Requirement => Scan the records and identify every line in which the string "title" occurs, then return those lines.
-------- Listed records --------
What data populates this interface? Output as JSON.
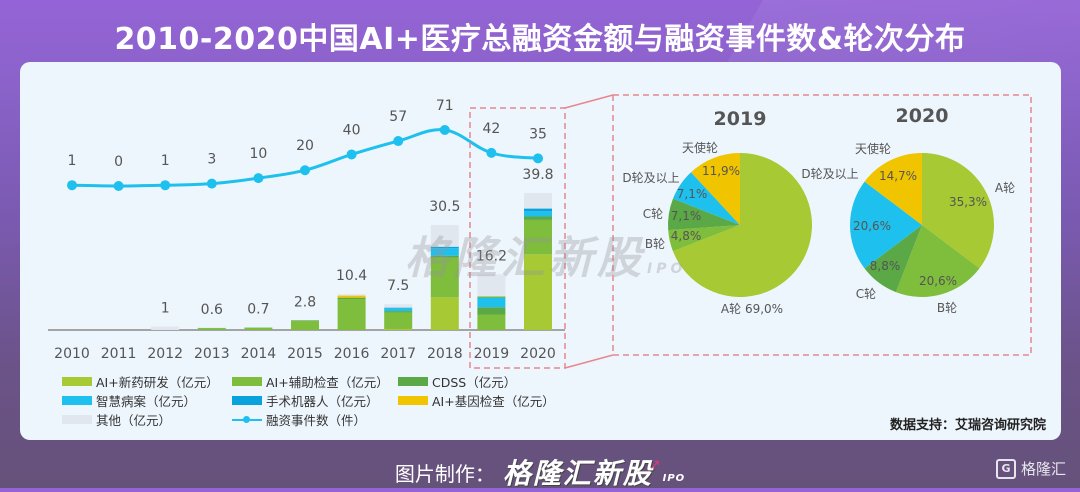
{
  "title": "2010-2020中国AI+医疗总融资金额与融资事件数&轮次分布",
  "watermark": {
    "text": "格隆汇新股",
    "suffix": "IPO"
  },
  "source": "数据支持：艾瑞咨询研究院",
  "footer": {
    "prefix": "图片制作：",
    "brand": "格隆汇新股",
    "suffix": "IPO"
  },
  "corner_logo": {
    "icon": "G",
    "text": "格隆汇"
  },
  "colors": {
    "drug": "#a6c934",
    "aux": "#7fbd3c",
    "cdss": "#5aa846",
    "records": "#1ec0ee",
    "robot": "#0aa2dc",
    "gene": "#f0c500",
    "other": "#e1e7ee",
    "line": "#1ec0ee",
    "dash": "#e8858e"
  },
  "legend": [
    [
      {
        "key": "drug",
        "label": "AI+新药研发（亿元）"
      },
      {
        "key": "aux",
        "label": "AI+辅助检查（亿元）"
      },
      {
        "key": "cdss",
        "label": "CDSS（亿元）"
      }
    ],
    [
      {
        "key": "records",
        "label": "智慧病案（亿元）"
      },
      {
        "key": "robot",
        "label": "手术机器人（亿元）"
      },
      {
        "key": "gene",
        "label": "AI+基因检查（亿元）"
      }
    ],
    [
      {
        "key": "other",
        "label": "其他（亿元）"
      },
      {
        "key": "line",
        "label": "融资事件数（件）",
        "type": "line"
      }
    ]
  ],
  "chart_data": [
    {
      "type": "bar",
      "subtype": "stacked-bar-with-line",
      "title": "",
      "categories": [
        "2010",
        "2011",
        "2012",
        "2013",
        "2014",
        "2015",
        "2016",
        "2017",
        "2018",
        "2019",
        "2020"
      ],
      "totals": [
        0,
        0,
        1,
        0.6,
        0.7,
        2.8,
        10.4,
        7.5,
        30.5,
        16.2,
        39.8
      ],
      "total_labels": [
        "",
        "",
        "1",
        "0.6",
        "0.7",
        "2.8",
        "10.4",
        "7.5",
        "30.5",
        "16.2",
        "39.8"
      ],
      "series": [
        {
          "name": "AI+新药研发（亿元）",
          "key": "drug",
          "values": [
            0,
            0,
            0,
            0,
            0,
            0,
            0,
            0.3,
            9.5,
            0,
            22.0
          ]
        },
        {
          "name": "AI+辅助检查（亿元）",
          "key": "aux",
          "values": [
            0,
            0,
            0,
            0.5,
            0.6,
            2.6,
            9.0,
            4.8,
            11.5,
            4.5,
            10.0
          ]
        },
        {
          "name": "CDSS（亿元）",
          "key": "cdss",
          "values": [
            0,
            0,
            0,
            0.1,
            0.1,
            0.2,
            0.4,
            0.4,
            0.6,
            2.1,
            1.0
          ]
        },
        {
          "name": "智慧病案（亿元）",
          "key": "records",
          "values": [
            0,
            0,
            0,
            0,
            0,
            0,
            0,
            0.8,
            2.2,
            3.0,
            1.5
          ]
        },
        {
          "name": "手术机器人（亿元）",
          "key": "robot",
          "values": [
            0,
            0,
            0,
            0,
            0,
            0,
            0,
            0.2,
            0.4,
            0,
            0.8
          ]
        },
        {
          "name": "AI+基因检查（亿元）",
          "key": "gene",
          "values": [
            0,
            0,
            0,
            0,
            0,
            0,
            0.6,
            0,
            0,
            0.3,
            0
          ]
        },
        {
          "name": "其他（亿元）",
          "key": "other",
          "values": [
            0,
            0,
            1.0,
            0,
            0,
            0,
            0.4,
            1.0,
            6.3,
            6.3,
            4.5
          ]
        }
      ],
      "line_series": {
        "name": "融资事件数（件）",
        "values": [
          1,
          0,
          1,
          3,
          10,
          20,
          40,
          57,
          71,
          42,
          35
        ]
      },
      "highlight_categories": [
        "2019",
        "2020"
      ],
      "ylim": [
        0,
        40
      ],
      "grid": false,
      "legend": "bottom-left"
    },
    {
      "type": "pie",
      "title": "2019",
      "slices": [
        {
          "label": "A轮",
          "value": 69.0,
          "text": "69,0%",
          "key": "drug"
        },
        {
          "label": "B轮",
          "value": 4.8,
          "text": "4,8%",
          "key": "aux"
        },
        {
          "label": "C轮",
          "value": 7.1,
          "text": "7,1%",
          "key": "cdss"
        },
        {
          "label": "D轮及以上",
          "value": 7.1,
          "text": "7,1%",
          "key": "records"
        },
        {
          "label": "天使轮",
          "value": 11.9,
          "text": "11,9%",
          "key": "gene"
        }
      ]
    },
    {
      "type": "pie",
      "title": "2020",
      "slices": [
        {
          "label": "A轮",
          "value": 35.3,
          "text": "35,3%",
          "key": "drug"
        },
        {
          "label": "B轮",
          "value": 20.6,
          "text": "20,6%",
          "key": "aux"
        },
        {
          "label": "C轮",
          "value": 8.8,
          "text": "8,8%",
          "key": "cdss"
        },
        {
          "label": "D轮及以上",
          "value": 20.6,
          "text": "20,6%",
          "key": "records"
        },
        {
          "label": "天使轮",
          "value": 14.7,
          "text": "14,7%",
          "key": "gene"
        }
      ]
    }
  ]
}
--------
-------- Listed records --------
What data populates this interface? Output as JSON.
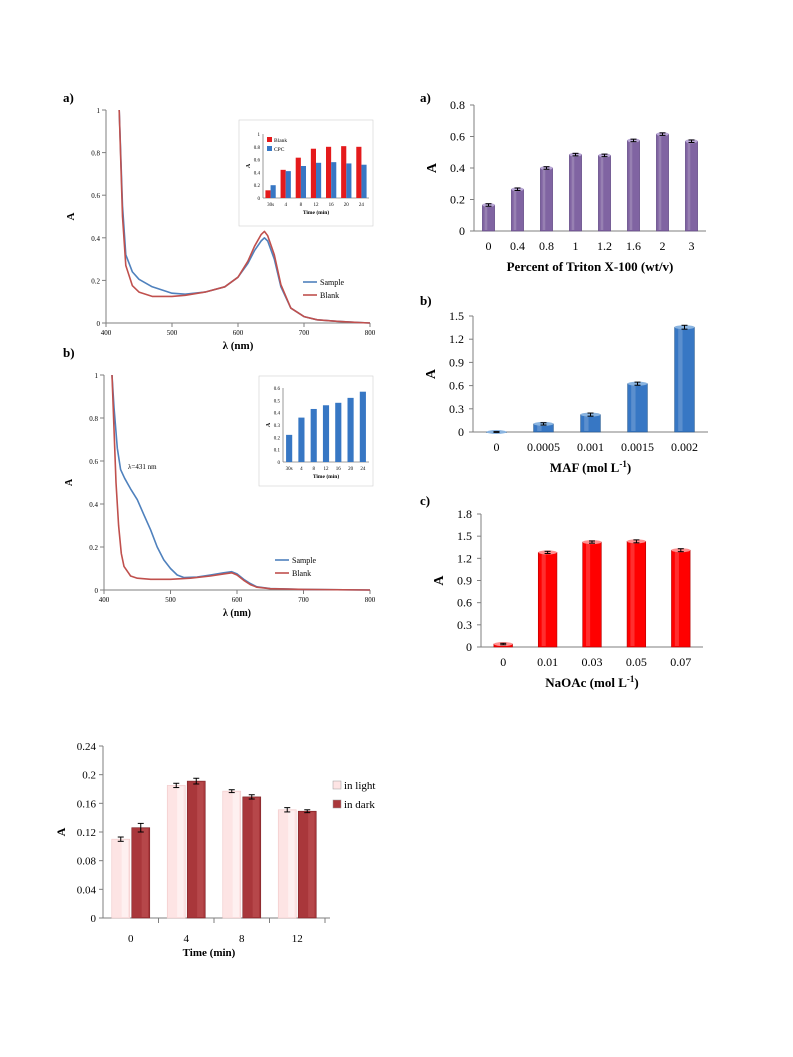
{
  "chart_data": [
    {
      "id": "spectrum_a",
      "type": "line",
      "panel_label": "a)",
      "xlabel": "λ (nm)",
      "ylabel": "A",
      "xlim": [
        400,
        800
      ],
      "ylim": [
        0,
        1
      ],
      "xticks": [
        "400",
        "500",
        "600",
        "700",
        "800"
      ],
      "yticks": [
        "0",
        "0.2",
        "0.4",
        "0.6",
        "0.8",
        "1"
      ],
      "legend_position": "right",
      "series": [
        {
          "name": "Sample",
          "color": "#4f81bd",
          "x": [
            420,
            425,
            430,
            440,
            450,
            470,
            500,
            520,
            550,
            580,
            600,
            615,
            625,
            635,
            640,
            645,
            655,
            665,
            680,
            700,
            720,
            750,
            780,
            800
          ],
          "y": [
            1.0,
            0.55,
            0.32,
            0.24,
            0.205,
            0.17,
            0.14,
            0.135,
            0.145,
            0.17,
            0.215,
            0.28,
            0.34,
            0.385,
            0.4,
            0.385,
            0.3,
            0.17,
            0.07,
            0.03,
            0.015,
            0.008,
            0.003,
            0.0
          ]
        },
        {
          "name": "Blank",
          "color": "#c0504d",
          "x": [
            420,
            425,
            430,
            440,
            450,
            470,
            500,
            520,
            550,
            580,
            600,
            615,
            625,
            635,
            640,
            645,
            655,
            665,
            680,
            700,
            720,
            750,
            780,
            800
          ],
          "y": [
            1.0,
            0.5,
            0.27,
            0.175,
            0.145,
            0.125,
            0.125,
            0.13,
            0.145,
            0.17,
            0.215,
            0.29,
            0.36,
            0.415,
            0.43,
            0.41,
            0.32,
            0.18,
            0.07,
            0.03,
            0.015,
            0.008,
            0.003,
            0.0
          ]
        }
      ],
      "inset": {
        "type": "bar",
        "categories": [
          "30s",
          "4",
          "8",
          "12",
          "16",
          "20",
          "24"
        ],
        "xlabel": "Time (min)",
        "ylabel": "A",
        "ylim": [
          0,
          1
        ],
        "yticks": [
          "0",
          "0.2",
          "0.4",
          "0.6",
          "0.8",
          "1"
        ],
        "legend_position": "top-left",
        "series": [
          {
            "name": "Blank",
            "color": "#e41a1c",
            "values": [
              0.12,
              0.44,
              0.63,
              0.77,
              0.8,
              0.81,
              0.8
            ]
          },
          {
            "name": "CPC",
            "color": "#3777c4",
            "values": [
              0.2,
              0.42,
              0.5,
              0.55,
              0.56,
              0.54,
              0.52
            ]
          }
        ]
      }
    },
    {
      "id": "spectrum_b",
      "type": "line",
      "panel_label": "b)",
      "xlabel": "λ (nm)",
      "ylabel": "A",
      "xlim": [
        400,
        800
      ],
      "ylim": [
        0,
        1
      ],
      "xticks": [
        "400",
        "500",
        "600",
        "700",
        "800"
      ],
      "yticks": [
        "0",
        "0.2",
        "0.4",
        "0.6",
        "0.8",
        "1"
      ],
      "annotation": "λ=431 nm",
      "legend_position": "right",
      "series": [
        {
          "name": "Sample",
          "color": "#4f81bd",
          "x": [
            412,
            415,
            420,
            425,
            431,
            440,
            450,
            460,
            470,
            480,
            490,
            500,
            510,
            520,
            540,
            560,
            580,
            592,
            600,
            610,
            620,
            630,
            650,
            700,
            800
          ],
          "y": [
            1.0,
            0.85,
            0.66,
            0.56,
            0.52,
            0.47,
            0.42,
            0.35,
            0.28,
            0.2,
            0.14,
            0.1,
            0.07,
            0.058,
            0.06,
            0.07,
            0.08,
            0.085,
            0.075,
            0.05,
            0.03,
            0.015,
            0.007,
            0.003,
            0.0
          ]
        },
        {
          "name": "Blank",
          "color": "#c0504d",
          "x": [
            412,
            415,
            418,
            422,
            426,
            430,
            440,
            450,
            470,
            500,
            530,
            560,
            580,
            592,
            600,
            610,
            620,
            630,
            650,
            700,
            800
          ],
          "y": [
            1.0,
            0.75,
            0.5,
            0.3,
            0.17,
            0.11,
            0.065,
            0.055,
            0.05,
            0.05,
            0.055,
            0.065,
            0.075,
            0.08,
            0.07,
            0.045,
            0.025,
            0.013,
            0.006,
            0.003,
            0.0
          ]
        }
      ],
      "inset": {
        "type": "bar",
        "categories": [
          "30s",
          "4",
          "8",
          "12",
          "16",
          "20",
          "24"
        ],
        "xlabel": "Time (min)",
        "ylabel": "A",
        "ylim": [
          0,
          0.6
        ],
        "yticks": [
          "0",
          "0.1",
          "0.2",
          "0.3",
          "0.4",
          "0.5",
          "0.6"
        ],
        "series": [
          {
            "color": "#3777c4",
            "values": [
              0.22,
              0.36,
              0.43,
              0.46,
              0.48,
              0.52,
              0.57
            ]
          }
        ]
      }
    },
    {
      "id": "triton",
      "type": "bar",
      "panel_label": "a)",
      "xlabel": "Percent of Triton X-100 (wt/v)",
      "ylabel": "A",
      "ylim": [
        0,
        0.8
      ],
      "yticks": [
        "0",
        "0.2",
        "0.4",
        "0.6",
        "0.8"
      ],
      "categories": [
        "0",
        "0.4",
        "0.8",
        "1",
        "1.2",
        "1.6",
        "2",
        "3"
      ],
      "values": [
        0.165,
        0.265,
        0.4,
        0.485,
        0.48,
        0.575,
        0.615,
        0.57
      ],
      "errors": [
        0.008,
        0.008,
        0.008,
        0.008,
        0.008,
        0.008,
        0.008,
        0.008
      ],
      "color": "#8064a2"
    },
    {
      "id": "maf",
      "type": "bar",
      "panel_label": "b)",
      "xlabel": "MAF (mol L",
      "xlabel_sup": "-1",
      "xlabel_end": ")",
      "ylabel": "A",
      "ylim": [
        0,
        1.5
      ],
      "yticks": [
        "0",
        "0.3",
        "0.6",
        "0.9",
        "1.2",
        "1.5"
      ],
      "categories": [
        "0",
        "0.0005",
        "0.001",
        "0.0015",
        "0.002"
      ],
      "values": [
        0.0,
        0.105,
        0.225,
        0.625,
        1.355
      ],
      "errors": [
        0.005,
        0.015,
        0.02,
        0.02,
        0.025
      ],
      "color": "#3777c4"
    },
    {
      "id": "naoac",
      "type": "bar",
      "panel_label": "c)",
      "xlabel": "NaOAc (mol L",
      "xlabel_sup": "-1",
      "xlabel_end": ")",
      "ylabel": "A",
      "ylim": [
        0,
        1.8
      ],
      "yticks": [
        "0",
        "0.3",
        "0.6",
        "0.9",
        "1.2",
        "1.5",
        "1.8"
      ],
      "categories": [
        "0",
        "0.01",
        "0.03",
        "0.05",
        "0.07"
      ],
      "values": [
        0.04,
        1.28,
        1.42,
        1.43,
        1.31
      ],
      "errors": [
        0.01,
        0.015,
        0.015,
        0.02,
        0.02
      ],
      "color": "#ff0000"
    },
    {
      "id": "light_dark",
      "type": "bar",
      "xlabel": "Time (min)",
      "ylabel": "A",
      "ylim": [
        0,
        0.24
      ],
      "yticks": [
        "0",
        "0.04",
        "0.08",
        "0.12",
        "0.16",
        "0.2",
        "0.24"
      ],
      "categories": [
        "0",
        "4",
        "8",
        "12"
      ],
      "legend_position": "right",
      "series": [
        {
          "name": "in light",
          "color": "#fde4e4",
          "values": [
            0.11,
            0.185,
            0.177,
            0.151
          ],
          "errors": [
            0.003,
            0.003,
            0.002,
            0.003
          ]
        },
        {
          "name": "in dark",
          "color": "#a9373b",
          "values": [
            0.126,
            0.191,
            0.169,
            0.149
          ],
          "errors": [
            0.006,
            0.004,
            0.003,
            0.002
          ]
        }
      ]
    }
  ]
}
--------
Reply =>
  "title": "2010-2020中国AI+医疗总融资金额与融资事件数&轮次分布",
      "title": "",
      "title": "2019",
      "title": "2020",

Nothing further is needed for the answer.